## start

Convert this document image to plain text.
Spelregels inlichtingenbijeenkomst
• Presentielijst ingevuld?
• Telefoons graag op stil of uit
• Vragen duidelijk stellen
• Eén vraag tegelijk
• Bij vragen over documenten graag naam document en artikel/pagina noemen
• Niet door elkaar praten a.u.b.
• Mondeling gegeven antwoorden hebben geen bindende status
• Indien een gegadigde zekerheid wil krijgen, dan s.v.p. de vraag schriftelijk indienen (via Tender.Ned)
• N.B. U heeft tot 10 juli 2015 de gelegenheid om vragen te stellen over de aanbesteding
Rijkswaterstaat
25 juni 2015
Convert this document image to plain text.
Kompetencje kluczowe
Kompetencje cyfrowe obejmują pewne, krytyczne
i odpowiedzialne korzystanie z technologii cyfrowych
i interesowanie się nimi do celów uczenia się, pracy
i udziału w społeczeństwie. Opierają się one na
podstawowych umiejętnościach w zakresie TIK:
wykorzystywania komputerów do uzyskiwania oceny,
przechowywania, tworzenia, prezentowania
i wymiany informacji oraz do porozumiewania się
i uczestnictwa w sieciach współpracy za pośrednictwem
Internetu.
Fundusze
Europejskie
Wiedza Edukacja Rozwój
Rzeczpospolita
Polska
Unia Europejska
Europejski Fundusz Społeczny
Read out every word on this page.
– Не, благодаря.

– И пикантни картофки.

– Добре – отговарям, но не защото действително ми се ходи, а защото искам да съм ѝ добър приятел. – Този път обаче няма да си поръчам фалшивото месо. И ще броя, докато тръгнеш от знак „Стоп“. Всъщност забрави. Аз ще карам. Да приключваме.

## end

### Set problem
Your task is to quote the listing above word for word.

### Solution below
Convert this document image to plain text.
Spelregels inlichtingenbijeenkomst
• Presentielijst ingevuld?
• Telefoons graag op stil of uit
• Vragen duidelijk stellen
• Eén vraag tegelijk
• Bij vragen over documenten graag naam document en artikel/pagina noemen
• Niet door elkaar praten a.u.b.
• Mondeling gegeven antwoorden hebben geen bindende status
• Indien een gegadigde zekerheid wil krijgen, dan s.v.p. de vraag schriftelijk indienen (via Tender.Ned)
• N.B. U heeft tot 10 juli 2015 de gelegenheid om vragen te stellen over de aanbesteding
Rijkswaterstaat
25 juni 2015
Convert this document image to plain text.
Kompetencje kluczowe
Kompetencje cyfrowe obejmują pewne, krytyczne
i odpowiedzialne korzystanie z technologii cyfrowych
i interesowanie się nimi do celów uczenia się, pracy
i udziału w społeczeństwie. Opierają się one na
podstawowych umiejętnościach w zakresie TIK:
wykorzystywania komputerów do uzyskiwania oceny,
przechowywania, tworzenia, prezentowania
i wymiany informacji oraz do porozumiewania się
i uczestnictwa w sieciach współpracy za pośrednictwem
Internetu.
Fundusze
Europejskie
Wiedza Edukacja Rozwój
Rzeczpospolita
Polska
Unia Europejska
Europejski Fundusz Społeczny
Read out every word on this page.
– Не, благодаря.

– И пикантни картофки.

– Добре – отговарям, но не защото действително ми се ходи, а защото искам да съм ѝ добър приятел. – Този път обаче няма да си поръчам фалшивото месо. И ще броя, докато тръгнеш от знак „Стоп“. Всъщност забрави. Аз ще карам. Да приключваме.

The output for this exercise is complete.